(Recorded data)
++++++++
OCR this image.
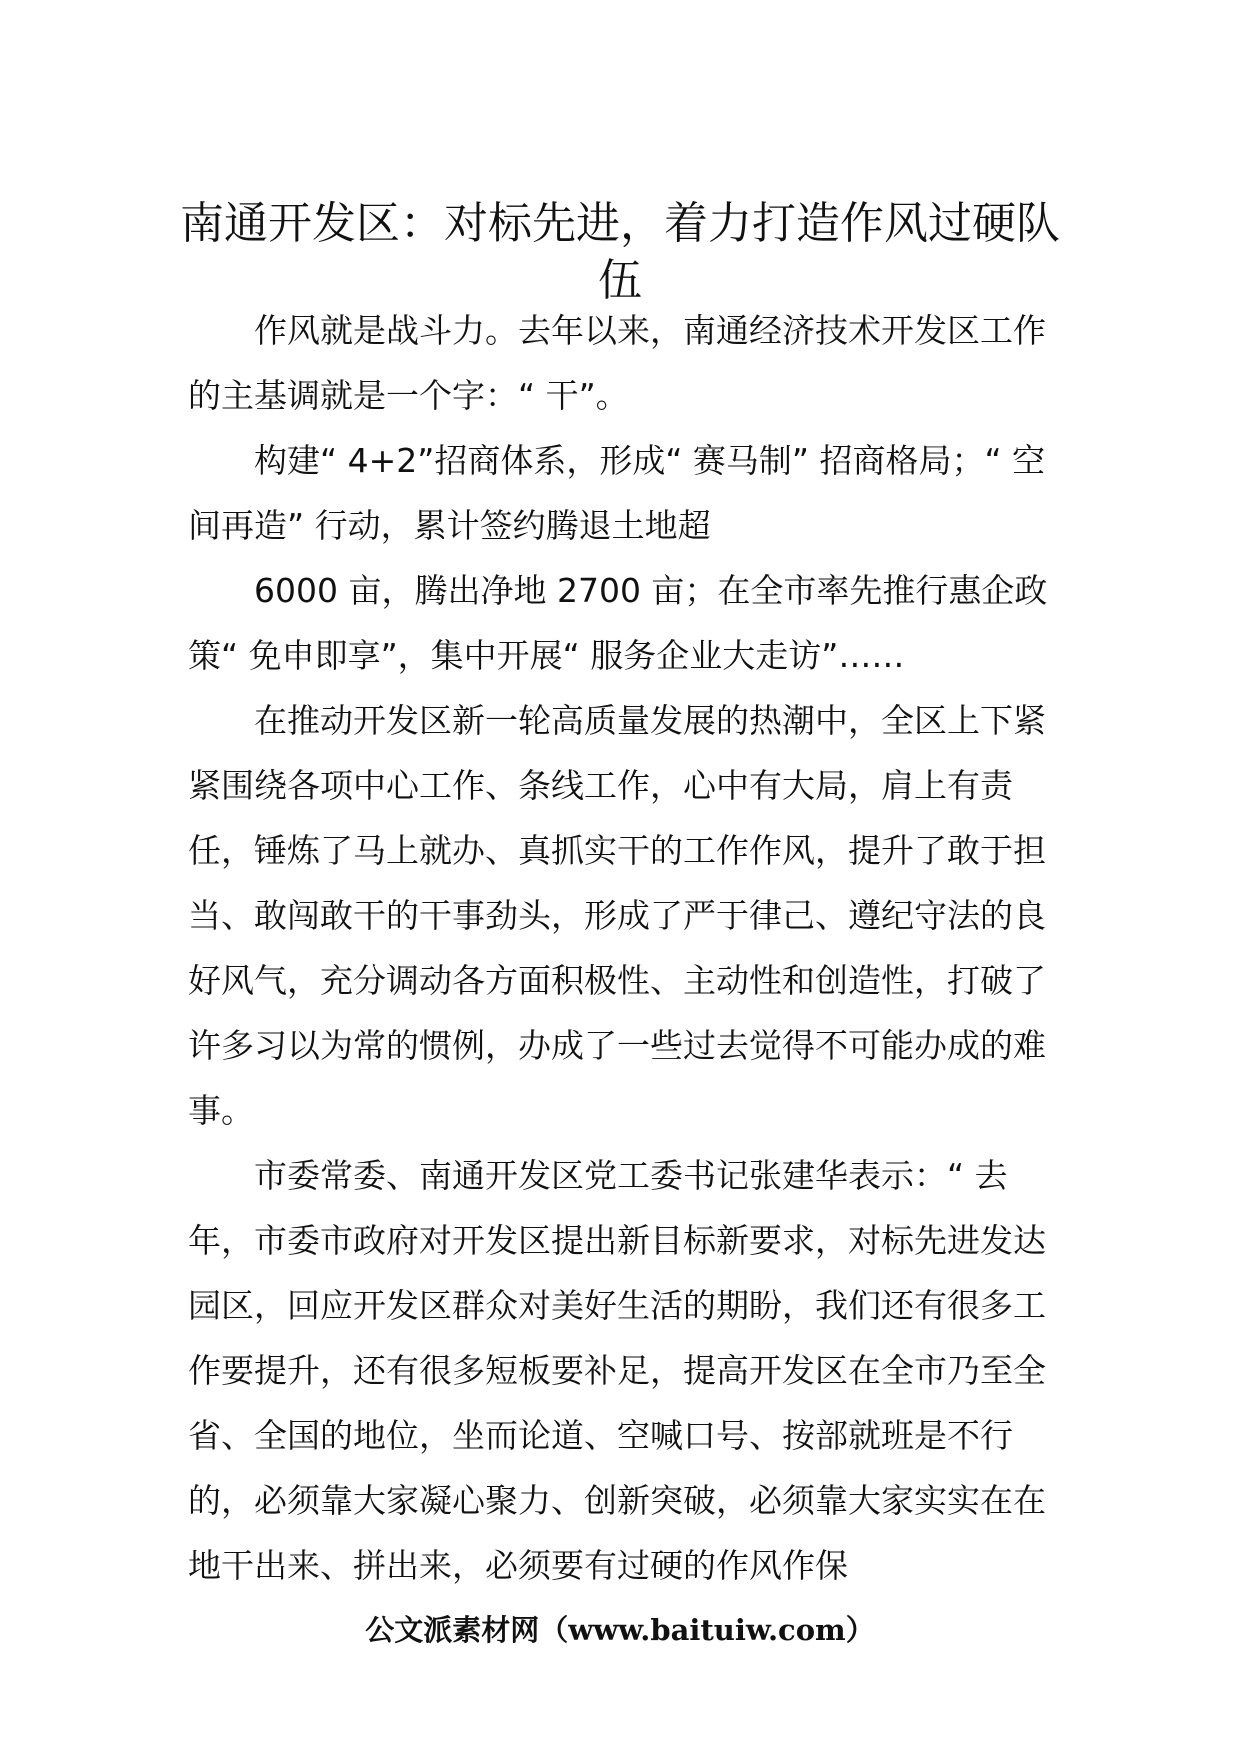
南通开发区：对标先进，着力打造作风过硬队伍

作风就是战斗力。去年以来，南通经济技术开发区工作的主基调就是一个字：“ 干”。

构建“ 4+2”招商体系，形成“ 赛马制” 招商格局；“ 空间再造” 行动，累计签约腾退土地超

6000 亩，腾出净地 2700 亩；在全市率先推行惠企政策“ 免申即享”，集中开展“ 服务企业大走访”……

在推动开发区新一轮高质量发展的热潮中，全区上下紧紧围绕各项中心工作、条线工作，心中有大局，肩上有责任，锤炼了马上就办、真抓实干的工作作风，提升了敢于担当、敢闯敢干的干事劲头，形成了严于律己、遵纪守法的良好风气，充分调动各方面积极性、主动性和创造性，打破了许多习以为常的惯例，办成了一些过去觉得不可能办成的难事。

市委常委、南通开发区党工委书记张建华表示：“ 去年，市委市政府对开发区提出新目标新要求，对标先进发达园区，回应开发区群众对美好生活的期盼，我们还有很多工作要提升，还有很多短板要补足，提高开发区在全市乃至全省、全国的地位，坐而论道、空喊口号、按部就班是不行的，必须靠大家凝心聚力、创新突破，必须靠大家实实在在地干出来、拼出来，必须要有过硬的作风作保

公文派素材网（www.baituiw.com）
++++++++
Set task:
Each line of the material must be retyped exactly, except that images are omitted.

Finished exercise:
OCR this image.
南通开发区：对标先进，着力打造作风过硬队伍

作风就是战斗力。去年以来，南通经济技术开发区工作的主基调就是一个字：“ 干”。

构建“ 4+2”招商体系，形成“ 赛马制” 招商格局；“ 空间再造” 行动，累计签约腾退土地超

6000 亩，腾出净地 2700 亩；在全市率先推行惠企政策“ 免申即享”，集中开展“ 服务企业大走访”……

在推动开发区新一轮高质量发展的热潮中，全区上下紧紧围绕各项中心工作、条线工作，心中有大局，肩上有责任，锤炼了马上就办、真抓实干的工作作风，提升了敢于担当、敢闯敢干的干事劲头，形成了严于律己、遵纪守法的良好风气，充分调动各方面积极性、主动性和创造性，打破了许多习以为常的惯例，办成了一些过去觉得不可能办成的难事。

市委常委、南通开发区党工委书记张建华表示：“ 去年，市委市政府对开发区提出新目标新要求，对标先进发达园区，回应开发区群众对美好生活的期盼，我们还有很多工作要提升，还有很多短板要补足，提高开发区在全市乃至全省、全国的地位，坐而论道、空喊口号、按部就班是不行的，必须靠大家凝心聚力、创新突破，必须靠大家实实在在地干出来、拼出来，必须要有过硬的作风作保

公文派素材网（www.baituiw.com）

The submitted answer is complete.